Task objective: Out of the lines in this data, how many include "inputs"? Give the number and nothing else.

Records contained in a dataset:
++++++++
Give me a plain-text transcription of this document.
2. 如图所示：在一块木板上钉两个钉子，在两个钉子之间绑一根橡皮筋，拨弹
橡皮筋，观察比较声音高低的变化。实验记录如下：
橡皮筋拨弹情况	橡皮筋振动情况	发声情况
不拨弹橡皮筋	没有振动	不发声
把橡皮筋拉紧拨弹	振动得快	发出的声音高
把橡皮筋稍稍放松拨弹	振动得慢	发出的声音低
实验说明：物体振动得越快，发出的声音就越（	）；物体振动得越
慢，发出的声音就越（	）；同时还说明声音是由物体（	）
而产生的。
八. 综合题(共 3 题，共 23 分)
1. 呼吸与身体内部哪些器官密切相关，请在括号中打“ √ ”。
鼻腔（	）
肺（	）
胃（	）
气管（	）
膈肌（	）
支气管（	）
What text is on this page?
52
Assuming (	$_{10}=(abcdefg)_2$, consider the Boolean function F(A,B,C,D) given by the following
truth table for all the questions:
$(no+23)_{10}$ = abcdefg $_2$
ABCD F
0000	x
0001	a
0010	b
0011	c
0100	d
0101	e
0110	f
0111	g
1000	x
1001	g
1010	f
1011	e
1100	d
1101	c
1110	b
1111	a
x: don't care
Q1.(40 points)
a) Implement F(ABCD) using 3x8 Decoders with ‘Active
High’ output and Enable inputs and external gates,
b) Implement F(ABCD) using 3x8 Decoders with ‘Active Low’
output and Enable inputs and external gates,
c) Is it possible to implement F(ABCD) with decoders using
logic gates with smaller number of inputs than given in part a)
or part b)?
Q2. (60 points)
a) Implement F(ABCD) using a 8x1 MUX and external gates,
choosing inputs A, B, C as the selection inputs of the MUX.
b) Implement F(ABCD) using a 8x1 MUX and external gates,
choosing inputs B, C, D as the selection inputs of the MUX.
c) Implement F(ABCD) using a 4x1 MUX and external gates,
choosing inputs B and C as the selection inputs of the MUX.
++++++++
Output of the task: 6